-- start Entries --

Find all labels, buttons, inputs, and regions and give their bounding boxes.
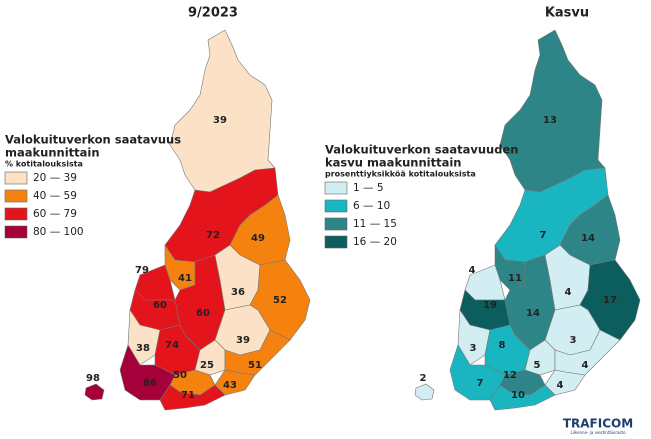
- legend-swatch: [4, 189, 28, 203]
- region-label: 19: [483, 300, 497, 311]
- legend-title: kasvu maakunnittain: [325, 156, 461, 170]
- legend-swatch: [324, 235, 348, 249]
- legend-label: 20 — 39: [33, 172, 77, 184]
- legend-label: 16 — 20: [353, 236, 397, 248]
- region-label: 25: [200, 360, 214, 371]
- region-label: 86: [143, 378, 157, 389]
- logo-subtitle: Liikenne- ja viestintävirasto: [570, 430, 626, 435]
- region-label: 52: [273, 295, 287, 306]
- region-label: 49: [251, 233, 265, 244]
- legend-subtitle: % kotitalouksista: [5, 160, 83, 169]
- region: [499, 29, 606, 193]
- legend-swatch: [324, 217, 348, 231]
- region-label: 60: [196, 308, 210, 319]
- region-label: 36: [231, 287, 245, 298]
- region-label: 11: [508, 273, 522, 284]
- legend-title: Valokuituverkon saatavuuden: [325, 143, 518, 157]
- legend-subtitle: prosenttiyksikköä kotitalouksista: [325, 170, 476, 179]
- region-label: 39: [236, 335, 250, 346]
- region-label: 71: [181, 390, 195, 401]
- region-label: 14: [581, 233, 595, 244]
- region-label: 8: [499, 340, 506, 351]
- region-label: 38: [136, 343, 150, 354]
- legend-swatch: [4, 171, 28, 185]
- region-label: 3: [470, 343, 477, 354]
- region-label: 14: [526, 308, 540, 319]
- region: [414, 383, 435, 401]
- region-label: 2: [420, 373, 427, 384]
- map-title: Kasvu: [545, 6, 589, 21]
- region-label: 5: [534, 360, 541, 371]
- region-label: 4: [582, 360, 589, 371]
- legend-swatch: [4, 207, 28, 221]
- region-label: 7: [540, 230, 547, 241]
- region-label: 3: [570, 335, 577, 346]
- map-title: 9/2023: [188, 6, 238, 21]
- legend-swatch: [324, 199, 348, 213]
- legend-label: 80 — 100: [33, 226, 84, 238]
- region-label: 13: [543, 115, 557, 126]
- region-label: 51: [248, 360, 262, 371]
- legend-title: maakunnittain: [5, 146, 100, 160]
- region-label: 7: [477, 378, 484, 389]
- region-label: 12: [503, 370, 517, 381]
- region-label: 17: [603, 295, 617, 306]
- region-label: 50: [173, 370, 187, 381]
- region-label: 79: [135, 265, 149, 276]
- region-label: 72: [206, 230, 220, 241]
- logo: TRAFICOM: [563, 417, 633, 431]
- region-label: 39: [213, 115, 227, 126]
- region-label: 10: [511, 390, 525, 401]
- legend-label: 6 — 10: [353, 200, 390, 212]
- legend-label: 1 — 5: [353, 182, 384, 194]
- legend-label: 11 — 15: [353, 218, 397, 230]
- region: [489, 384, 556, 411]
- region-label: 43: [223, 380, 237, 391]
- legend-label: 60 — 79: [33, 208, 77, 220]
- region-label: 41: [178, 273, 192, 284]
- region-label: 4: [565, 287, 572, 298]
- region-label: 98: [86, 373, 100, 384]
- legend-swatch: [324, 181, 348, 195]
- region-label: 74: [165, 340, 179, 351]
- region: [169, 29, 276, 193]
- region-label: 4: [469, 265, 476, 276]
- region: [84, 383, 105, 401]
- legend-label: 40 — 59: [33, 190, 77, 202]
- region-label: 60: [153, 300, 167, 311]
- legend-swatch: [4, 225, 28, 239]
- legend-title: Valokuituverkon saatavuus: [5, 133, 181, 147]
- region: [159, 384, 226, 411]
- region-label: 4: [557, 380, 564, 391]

-- end Entries --
-- start Entries --

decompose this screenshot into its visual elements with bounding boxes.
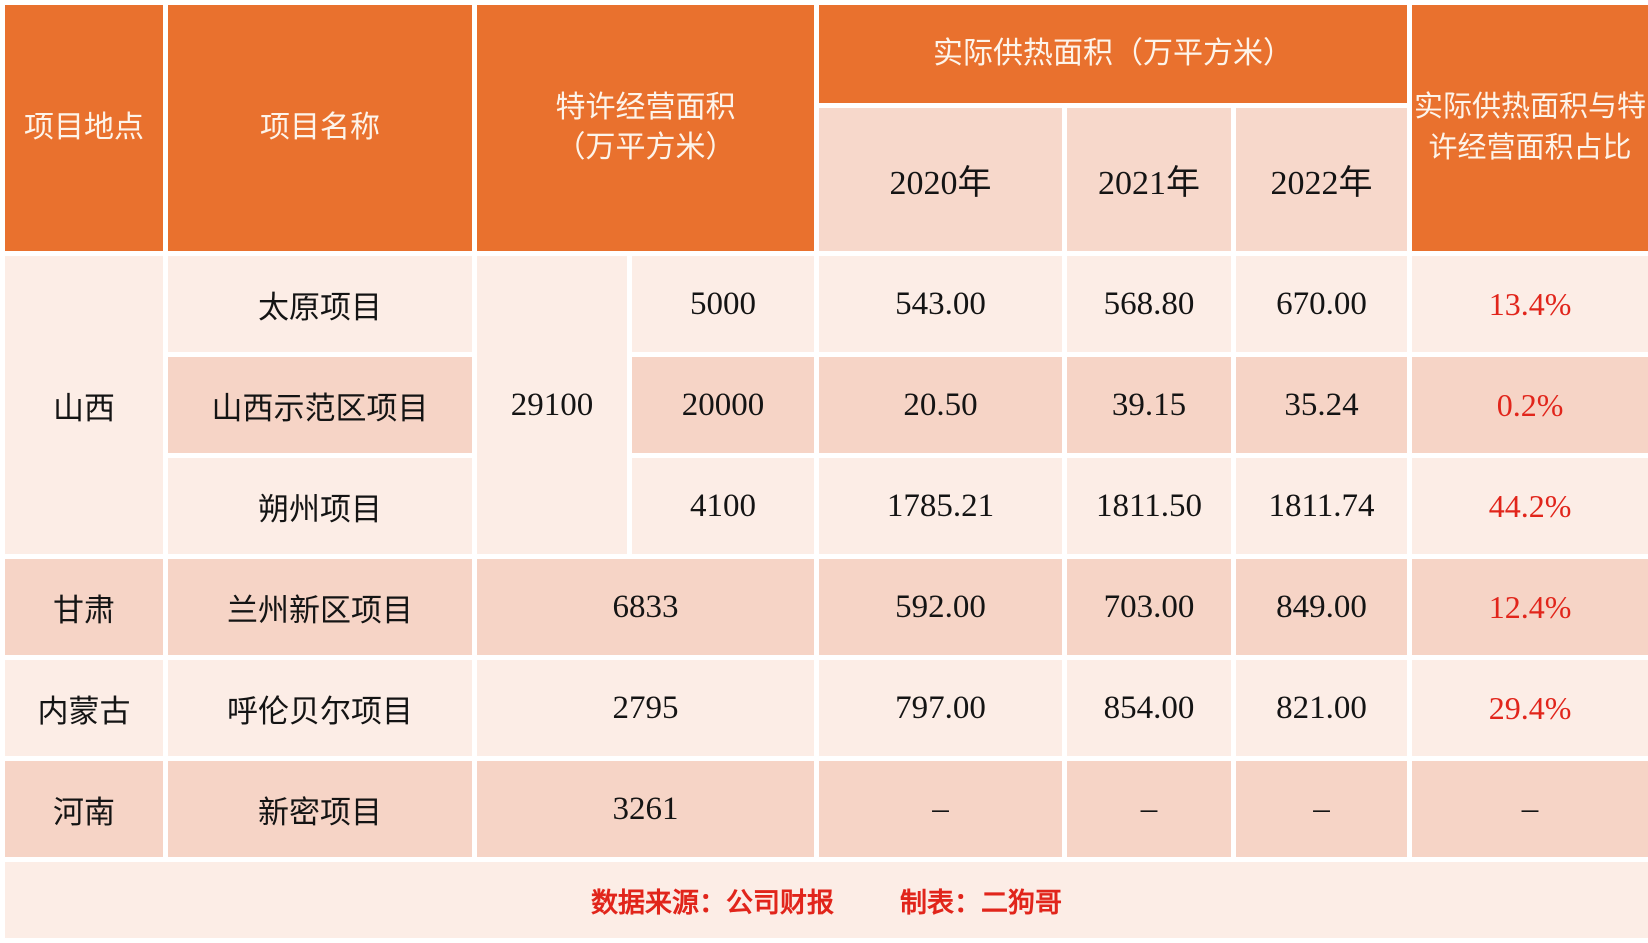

-- end Entries --

### Instructions to follow
Rewrite the stretch from the line containing "Find all labels, buttons, inputs, and" through the line containing "- legend-label: 20 — 39: [33, 172, 77, 184]", changing "legend-swatch" to "legend-color" and leaving everything else as it is. Leave the picture out.

### Solution to the problem
Find all labels, buttons, inputs, and regions and give their bounding boxes.
- legend-color: [4, 189, 28, 203]
- region-label: 19: [483, 300, 497, 311]
- legend-title: kasvu maakunnittain: [325, 156, 461, 170]
- legend-color: [324, 235, 348, 249]
- legend-label: 20 — 39: [33, 172, 77, 184]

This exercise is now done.